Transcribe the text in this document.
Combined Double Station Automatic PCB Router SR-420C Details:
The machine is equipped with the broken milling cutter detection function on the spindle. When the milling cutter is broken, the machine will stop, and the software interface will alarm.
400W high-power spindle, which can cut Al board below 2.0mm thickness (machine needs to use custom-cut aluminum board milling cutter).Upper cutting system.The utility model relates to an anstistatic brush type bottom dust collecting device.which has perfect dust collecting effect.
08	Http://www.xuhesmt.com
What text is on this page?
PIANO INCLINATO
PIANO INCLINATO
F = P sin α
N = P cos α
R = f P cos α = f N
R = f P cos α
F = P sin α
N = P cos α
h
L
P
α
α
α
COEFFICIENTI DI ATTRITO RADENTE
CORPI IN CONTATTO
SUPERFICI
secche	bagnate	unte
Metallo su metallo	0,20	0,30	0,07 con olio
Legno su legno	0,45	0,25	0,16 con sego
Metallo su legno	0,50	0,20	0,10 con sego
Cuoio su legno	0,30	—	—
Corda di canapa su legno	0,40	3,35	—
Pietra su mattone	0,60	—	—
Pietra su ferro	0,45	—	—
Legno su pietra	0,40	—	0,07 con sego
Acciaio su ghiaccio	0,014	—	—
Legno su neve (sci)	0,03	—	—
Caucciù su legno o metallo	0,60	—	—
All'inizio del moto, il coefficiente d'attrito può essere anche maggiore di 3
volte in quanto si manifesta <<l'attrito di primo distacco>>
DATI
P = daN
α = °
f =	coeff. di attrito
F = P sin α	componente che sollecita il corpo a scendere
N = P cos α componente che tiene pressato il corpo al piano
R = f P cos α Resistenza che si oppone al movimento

__________________________________________________

**TASK TO COMPLETE**
Restate the data above exactly, keeping each word as it stands.

**EXERCISE SOLUTION**
Transcribe the text in this document.
Combined Double Station Automatic PCB Router SR-420C Details:
The machine is equipped with the broken milling cutter detection function on the spindle. When the milling cutter is broken, the machine will stop, and the software interface will alarm.
400W high-power spindle, which can cut Al board below 2.0mm thickness (machine needs to use custom-cut aluminum board milling cutter).Upper cutting system.The utility model relates to an anstistatic brush type bottom dust collecting device.which has perfect dust collecting effect.
08	Http://www.xuhesmt.com
What text is on this page?
PIANO INCLINATO
PIANO INCLINATO
F = P sin α
N = P cos α
R = f P cos α = f N
R = f P cos α
F = P sin α
N = P cos α
h
L
P
α
α
α
COEFFICIENTI DI ATTRITO RADENTE
CORPI IN CONTATTO
SUPERFICI
secche	bagnate	unte
Metallo su metallo	0,20	0,30	0,07 con olio
Legno su legno	0,45	0,25	0,16 con sego
Metallo su legno	0,50	0,20	0,10 con sego
Cuoio su legno	0,30	—	—
Corda di canapa su legno	0,40	3,35	—
Pietra su mattone	0,60	—	—
Pietra su ferro	0,45	—	—
Legno su pietra	0,40	—	0,07 con sego
Acciaio su ghiaccio	0,014	—	—
Legno su neve (sci)	0,03	—	—
Caucciù su legno o metallo	0,60	—	—
All'inizio del moto, il coefficiente d'attrito può essere anche maggiore di 3
volte in quanto si manifesta <<l'attrito di primo distacco>>
DATI
P = daN
α = °
f =	coeff. di attrito
F = P sin α	componente che sollecita il corpo a scendere
N = P cos α componente che tiene pressato il corpo al piano
R = f P cos α Resistenza che si oppone al movimento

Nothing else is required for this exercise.